== Written instruction ==
Reply with one number: how many lines contain the word "title".

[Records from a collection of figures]

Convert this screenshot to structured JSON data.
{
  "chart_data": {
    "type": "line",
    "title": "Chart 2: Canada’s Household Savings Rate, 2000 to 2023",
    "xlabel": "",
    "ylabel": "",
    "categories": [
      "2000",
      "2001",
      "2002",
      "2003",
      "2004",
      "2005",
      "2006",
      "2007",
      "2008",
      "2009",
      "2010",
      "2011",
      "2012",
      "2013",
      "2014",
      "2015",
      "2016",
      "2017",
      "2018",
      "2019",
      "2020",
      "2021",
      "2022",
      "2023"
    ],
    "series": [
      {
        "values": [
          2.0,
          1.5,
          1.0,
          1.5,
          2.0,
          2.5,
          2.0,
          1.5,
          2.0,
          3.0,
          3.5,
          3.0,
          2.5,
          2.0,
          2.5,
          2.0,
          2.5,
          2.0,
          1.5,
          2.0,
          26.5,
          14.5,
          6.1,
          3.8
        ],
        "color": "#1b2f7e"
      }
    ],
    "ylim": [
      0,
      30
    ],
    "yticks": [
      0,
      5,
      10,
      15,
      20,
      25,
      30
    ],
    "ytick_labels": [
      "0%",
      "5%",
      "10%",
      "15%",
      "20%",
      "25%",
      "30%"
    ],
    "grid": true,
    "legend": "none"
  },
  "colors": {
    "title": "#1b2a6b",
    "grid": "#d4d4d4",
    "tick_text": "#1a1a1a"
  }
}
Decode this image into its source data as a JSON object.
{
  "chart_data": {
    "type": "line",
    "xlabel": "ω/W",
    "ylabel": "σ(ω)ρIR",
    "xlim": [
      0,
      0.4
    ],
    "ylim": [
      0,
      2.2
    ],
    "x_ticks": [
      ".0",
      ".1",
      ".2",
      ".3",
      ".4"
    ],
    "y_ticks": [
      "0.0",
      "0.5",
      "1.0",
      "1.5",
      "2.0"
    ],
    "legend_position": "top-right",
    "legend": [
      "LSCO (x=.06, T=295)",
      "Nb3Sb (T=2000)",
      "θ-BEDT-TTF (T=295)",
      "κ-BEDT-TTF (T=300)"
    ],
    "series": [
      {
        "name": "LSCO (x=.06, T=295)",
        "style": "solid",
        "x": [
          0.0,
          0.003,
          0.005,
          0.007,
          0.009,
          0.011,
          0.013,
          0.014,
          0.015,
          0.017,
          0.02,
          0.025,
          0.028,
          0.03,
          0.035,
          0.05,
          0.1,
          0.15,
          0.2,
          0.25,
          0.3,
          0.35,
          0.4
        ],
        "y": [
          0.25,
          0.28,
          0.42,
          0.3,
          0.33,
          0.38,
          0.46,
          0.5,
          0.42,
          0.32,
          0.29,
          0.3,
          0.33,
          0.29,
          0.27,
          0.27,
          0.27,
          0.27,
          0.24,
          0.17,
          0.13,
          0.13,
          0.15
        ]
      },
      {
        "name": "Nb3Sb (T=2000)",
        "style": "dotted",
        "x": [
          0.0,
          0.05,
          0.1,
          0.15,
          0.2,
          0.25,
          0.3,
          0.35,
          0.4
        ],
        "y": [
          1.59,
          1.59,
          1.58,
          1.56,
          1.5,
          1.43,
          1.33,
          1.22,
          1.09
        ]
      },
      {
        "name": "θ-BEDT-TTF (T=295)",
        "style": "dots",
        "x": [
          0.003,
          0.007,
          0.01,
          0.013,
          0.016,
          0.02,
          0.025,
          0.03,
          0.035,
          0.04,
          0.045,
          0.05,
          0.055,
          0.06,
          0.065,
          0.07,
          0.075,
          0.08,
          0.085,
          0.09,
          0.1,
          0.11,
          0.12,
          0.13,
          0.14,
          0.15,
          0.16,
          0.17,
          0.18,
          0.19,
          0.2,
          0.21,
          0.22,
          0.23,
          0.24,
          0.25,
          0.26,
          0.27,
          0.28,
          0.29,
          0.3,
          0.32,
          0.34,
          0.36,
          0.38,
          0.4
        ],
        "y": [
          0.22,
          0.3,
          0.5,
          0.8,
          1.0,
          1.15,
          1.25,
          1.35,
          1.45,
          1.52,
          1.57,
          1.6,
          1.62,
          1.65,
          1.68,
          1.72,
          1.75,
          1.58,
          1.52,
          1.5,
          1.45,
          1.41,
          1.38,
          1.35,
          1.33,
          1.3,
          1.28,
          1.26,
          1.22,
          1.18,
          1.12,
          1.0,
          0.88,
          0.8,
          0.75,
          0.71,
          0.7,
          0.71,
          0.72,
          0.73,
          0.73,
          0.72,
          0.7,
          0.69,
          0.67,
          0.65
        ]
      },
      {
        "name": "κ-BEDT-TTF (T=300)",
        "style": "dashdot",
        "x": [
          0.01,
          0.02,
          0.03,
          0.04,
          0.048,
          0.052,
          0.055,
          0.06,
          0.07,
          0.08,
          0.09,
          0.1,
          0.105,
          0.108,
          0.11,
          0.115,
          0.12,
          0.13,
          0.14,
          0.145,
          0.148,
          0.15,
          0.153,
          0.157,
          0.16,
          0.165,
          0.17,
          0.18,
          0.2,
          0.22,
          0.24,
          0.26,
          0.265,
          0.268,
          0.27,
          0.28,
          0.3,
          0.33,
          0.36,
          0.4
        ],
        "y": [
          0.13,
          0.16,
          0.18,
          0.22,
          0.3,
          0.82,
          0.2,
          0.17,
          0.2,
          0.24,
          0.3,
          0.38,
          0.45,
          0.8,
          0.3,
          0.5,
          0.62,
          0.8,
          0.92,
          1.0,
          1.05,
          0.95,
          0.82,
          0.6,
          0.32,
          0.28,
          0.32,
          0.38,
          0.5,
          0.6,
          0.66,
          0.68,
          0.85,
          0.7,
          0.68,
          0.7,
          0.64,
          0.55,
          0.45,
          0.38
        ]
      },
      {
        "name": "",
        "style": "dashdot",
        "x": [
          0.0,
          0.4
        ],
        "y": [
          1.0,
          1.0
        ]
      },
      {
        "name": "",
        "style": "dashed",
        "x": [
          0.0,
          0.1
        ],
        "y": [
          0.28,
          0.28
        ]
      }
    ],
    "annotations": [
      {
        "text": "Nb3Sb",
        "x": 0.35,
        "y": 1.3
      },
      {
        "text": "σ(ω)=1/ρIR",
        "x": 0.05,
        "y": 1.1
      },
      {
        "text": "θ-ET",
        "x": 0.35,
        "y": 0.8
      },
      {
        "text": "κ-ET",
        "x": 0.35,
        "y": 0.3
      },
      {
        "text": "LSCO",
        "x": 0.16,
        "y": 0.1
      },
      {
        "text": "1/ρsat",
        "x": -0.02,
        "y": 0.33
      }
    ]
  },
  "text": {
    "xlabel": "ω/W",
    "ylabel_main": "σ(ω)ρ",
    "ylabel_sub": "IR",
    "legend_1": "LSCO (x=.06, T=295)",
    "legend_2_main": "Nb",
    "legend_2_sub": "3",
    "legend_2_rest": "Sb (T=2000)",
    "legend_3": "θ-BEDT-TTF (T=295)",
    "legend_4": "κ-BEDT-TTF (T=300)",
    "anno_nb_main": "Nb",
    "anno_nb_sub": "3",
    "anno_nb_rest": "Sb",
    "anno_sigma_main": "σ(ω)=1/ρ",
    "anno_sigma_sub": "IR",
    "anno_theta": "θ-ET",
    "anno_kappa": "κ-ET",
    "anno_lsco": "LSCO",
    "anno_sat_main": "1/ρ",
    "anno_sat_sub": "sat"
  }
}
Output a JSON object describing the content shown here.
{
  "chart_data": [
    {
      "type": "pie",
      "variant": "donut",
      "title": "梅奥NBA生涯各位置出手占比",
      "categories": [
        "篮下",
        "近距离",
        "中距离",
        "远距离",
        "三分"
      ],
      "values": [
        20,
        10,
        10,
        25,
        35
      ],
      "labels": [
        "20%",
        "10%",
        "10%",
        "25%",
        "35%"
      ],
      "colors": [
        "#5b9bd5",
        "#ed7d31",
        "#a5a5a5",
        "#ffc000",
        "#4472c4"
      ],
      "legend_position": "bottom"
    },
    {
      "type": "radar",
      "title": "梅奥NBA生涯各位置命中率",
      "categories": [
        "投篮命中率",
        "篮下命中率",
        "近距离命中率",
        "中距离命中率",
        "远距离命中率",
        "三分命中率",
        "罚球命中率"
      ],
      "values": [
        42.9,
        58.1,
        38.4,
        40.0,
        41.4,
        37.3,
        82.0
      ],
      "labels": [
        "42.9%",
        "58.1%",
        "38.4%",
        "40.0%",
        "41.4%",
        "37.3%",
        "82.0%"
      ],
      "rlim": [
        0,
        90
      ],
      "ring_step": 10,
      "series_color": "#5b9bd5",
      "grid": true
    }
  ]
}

== Response ==
4